Transcribe the entries below exactly; leave every image out.

####################

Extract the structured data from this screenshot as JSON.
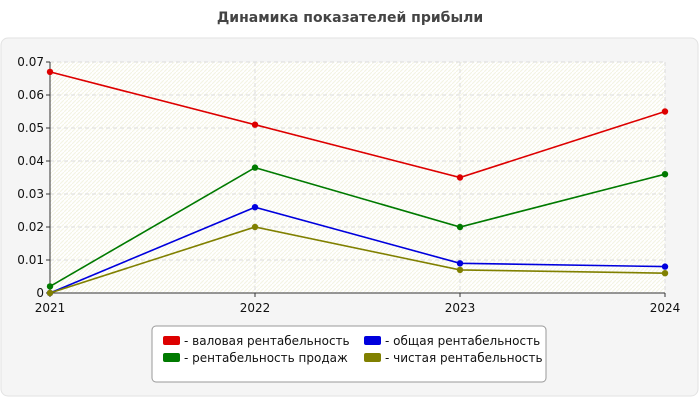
{
  "chart_data": {
    "type": "line",
    "title": "Динамика показателей прибыли",
    "xlabel": "",
    "ylabel": "",
    "categories": [
      "2021",
      "2022",
      "2023",
      "2024"
    ],
    "ylim": [
      0,
      0.07
    ],
    "yticks": [
      "0",
      "0.01",
      "0.02",
      "0.03",
      "0.04",
      "0.05",
      "0.06",
      "0.07"
    ],
    "grid": true,
    "legend_position": "bottom",
    "series": [
      {
        "name": "- валовая рентабельность",
        "color": "#dd0000",
        "values": [
          0.067,
          0.051,
          0.035,
          0.055
        ]
      },
      {
        "name": "- общая рентабельность",
        "color": "#0000dd",
        "values": [
          0.0,
          0.026,
          0.009,
          0.008
        ]
      },
      {
        "name": "- рентабельность продаж",
        "color": "#007a00",
        "values": [
          0.002,
          0.038,
          0.02,
          0.036
        ]
      },
      {
        "name": "- чистая рентабельность",
        "color": "#808000",
        "values": [
          0.0,
          0.02,
          0.007,
          0.006
        ]
      }
    ]
  }
}
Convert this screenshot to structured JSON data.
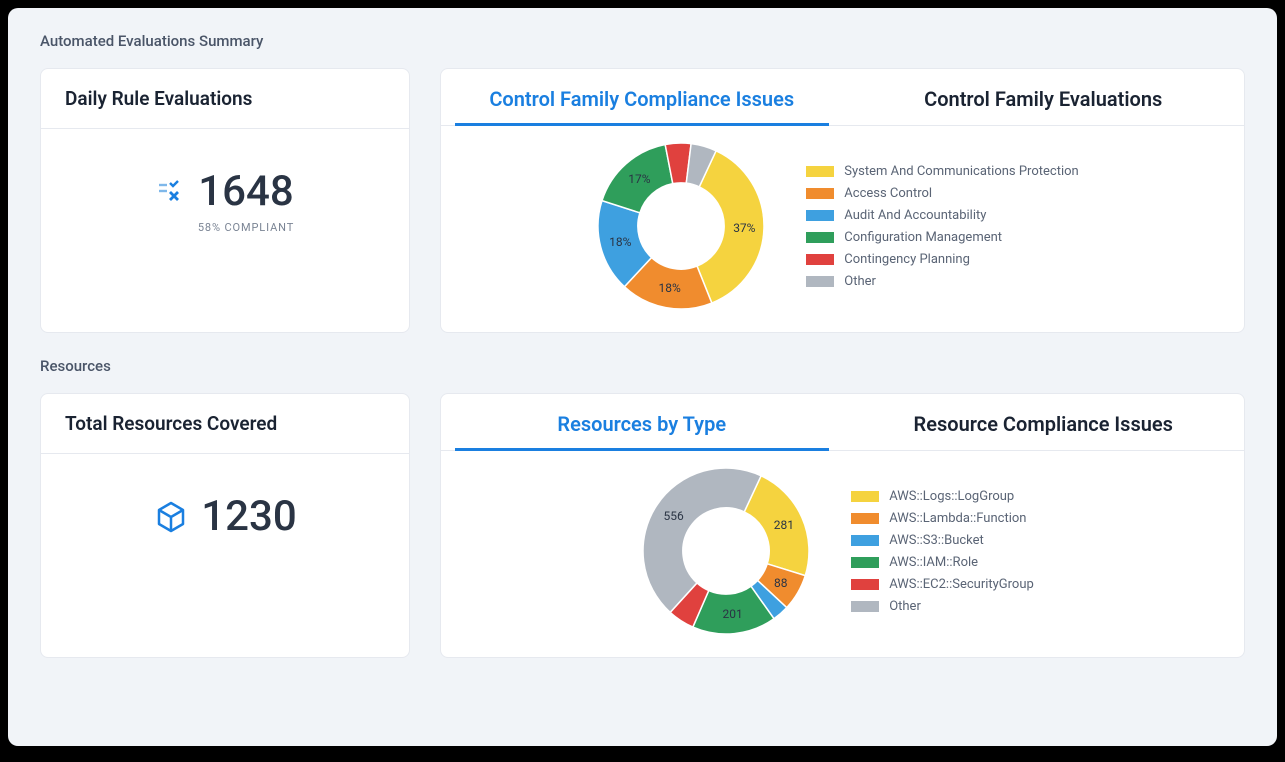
{
  "sections": {
    "evaluations_title": "Automated Evaluations Summary",
    "resources_title": "Resources"
  },
  "daily_rule": {
    "title": "Daily Rule Evaluations",
    "value": "1648",
    "sub": "58% COMPLIANT",
    "icon_colors": {
      "line": "#1a7fe0",
      "x": "#1a7fe0"
    }
  },
  "total_resources": {
    "title": "Total Resources Covered",
    "value": "1230",
    "icon_color": "#1a7fe0"
  },
  "control_chart": {
    "tabs": [
      "Control Family Compliance Issues",
      "Control Family Evaluations"
    ],
    "active_tab": 0,
    "type": "donut",
    "inner_radius_ratio": 0.52,
    "background_color": "#ffffff",
    "label_fontsize": 12,
    "legend_fontsize": 13,
    "slices": [
      {
        "label": "System And Communications Protection",
        "value": 37,
        "display": "37%",
        "color": "#f5d33f"
      },
      {
        "label": "Access Control",
        "value": 18,
        "display": "18%",
        "color": "#f08c2e"
      },
      {
        "label": "Audit And Accountability",
        "value": 18,
        "display": "18%",
        "color": "#3ea0e0"
      },
      {
        "label": "Configuration Management",
        "value": 17,
        "display": "17%",
        "color": "#2f9e5b"
      },
      {
        "label": "Contingency Planning",
        "value": 5,
        "display": "",
        "color": "#e0413e"
      },
      {
        "label": "Other",
        "value": 5,
        "display": "",
        "color": "#b0b7c0"
      }
    ],
    "start_angle_deg": -65
  },
  "resource_chart": {
    "tabs": [
      "Resources by Type",
      "Resource Compliance Issues"
    ],
    "active_tab": 0,
    "type": "donut",
    "inner_radius_ratio": 0.52,
    "background_color": "#ffffff",
    "label_fontsize": 12,
    "legend_fontsize": 13,
    "slices": [
      {
        "label": "AWS::Logs::LogGroup",
        "value": 281,
        "display": "281",
        "color": "#f5d33f"
      },
      {
        "label": "AWS::Lambda::Function",
        "value": 88,
        "display": "88",
        "color": "#f08c2e"
      },
      {
        "label": "AWS::S3::Bucket",
        "value": 40,
        "display": "",
        "color": "#3ea0e0"
      },
      {
        "label": "AWS::IAM::Role",
        "value": 201,
        "display": "201",
        "color": "#2f9e5b"
      },
      {
        "label": "AWS::EC2::SecurityGroup",
        "value": 64,
        "display": "",
        "color": "#e0413e"
      },
      {
        "label": "Other",
        "value": 556,
        "display": "556",
        "color": "#b0b7c0"
      }
    ],
    "start_angle_deg": -65
  }
}
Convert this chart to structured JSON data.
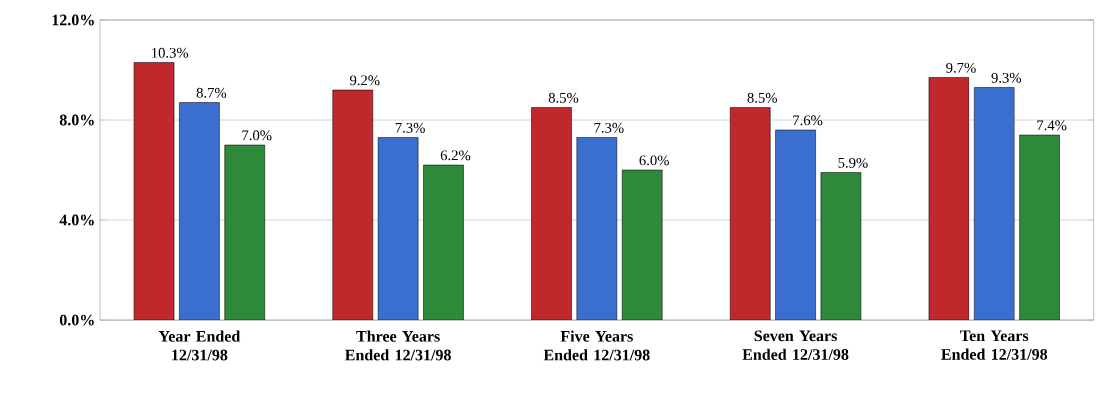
{
  "chart_data": {
    "type": "bar",
    "categories": [
      "Year Ended 12/31/98",
      "Three Years Ended 12/31/98",
      "Five Years Ended 12/31/98",
      "Seven Years Ended 12/31/98",
      "Ten Years Ended 12/31/98"
    ],
    "series": [
      {
        "color": "#c0282c",
        "values": [
          10.3,
          9.2,
          8.5,
          8.5,
          9.7
        ],
        "value_labels": [
          "10.3%",
          "9.2%",
          "8.5%",
          "8.5%",
          "9.7%"
        ]
      },
      {
        "color": "#3a6fd0",
        "values": [
          8.7,
          7.3,
          7.3,
          7.6,
          9.3
        ],
        "value_labels": [
          "8.7%",
          "7.3%",
          "7.3%",
          "7.6%",
          "9.3%"
        ]
      },
      {
        "color": "#2e8a3a",
        "values": [
          7.0,
          6.2,
          6.0,
          5.9,
          7.4
        ],
        "value_labels": [
          "7.0%",
          "6.2%",
          "6.0%",
          "5.9%",
          "7.4%"
        ]
      }
    ],
    "ylim": [
      0,
      12
    ],
    "yticks": [
      {
        "value": 0,
        "label": "0.0%"
      },
      {
        "value": 4,
        "label": "4.0%"
      },
      {
        "value": 8,
        "label": "8.0%"
      },
      {
        "value": 12,
        "label": "12.0%"
      }
    ],
    "grid": "y"
  }
}
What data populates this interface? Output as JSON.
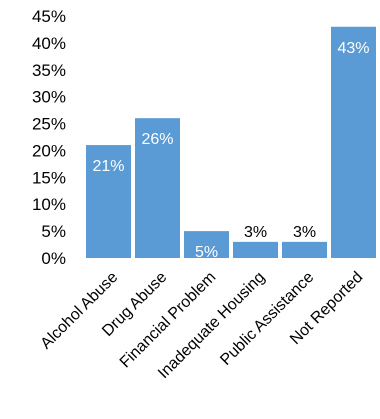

####################

• FULL OUTPUT
Extract the structured data from this screenshot as JSON.
{
  "chart_data": {
    "type": "line",
    "title": "Динамика показателей прибыли",
    "xlabel": "",
    "ylabel": "",
    "categories": [
      "2021",
      "2022",
      "2023",
      "2024"
    ],
    "ylim": [
      0,
      0.07
    ],
    "yticks": [
      "0",
      "0.01",
      "0.02",
      "0.03",
      "0.04",
      "0.05",
      "0.06",
      "0.07"
    ],
    "grid": true,
    "legend_position": "bottom",
    "series": [
      {
        "name": "- валовая рентабельность",
        "color": "#dd0000",
        "values": [
          0.067,
          0.051,
          0.035,
          0.055
        ]
      },
      {
        "name": "- общая рентабельность",
        "color": "#0000dd",
        "values": [
          0.0,
          0.026,
          0.009,
          0.008
        ]
      },
      {
        "name": "- рентабельность продаж",
        "color": "#007a00",
        "values": [
          0.002,
          0.038,
          0.02,
          0.036
        ]
      },
      {
        "name": "- чистая рентабельность",
        "color": "#808000",
        "values": [
          0.0,
          0.02,
          0.007,
          0.006
        ]
      }
    ]
  }
}
Convert this screenshot to structured JSON data.
{
  "sections": {
    "evaluations_title": "Automated Evaluations Summary",
    "resources_title": "Resources"
  },
  "daily_rule": {
    "title": "Daily Rule Evaluations",
    "value": "1648",
    "sub": "58% COMPLIANT",
    "icon_colors": {
      "line": "#1a7fe0",
      "x": "#1a7fe0"
    }
  },
  "total_resources": {
    "title": "Total Resources Covered",
    "value": "1230",
    "icon_color": "#1a7fe0"
  },
  "control_chart": {
    "tabs": [
      "Control Family Compliance Issues",
      "Control Family Evaluations"
    ],
    "active_tab": 0,
    "type": "donut",
    "inner_radius_ratio": 0.52,
    "background_color": "#ffffff",
    "label_fontsize": 12,
    "legend_fontsize": 13,
    "slices": [
      {
        "label": "System And Communications Protection",
        "value": 37,
        "display": "37%",
        "color": "#f5d33f"
      },
      {
        "label": "Access Control",
        "value": 18,
        "display": "18%",
        "color": "#f08c2e"
      },
      {
        "label": "Audit And Accountability",
        "value": 18,
        "display": "18%",
        "color": "#3ea0e0"
      },
      {
        "label": "Configuration Management",
        "value": 17,
        "display": "17%",
        "color": "#2f9e5b"
      },
      {
        "label": "Contingency Planning",
        "value": 5,
        "display": "",
        "color": "#e0413e"
      },
      {
        "label": "Other",
        "value": 5,
        "display": "",
        "color": "#b0b7c0"
      }
    ],
    "start_angle_deg": -65
  },
  "resource_chart": {
    "tabs": [
      "Resources by Type",
      "Resource Compliance Issues"
    ],
    "active_tab": 0,
    "type": "donut",
    "inner_radius_ratio": 0.52,
    "background_color": "#ffffff",
    "label_fontsize": 12,
    "legend_fontsize": 13,
    "slices": [
      {
        "label": "AWS::Logs::LogGroup",
        "value": 281,
        "display": "281",
        "color": "#f5d33f"
      },
      {
        "label": "AWS::Lambda::Function",
        "value": 88,
        "display": "88",
        "color": "#f08c2e"
      },
      {
        "label": "AWS::S3::Bucket",
        "value": 40,
        "display": "",
        "color": "#3ea0e0"
      },
      {
        "label": "AWS::IAM::Role",
        "value": 201,
        "display": "201",
        "color": "#2f9e5b"
      },
      {
        "label": "AWS::EC2::SecurityGroup",
        "value": 64,
        "display": "",
        "color": "#e0413e"
      },
      {
        "label": "Other",
        "value": 556,
        "display": "556",
        "color": "#b0b7c0"
      }
    ],
    "start_angle_deg": -65
  }
}
Convert this chart to structured JSON data.
{
  "chart_data": {
    "type": "bar",
    "categories": [
      "Year Ended 12/31/98",
      "Three Years Ended 12/31/98",
      "Five Years Ended 12/31/98",
      "Seven Years Ended 12/31/98",
      "Ten Years Ended 12/31/98"
    ],
    "series": [
      {
        "color": "#c0282c",
        "values": [
          10.3,
          9.2,
          8.5,
          8.5,
          9.7
        ],
        "value_labels": [
          "10.3%",
          "9.2%",
          "8.5%",
          "8.5%",
          "9.7%"
        ]
      },
      {
        "color": "#3a6fd0",
        "values": [
          8.7,
          7.3,
          7.3,
          7.6,
          9.3
        ],
        "value_labels": [
          "8.7%",
          "7.3%",
          "7.3%",
          "7.6%",
          "9.3%"
        ]
      },
      {
        "color": "#2e8a3a",
        "values": [
          7.0,
          6.2,
          6.0,
          5.9,
          7.4
        ],
        "value_labels": [
          "7.0%",
          "6.2%",
          "6.0%",
          "5.9%",
          "7.4%"
        ]
      }
    ],
    "ylim": [
      0,
      12
    ],
    "yticks": [
      {
        "value": 0,
        "label": "0.0%"
      },
      {
        "value": 4,
        "label": "4.0%"
      },
      {
        "value": 8,
        "label": "8.0%"
      },
      {
        "value": 12,
        "label": "12.0%"
      }
    ],
    "grid": "y"
  }
}
What data populates this interface? Output as JSON.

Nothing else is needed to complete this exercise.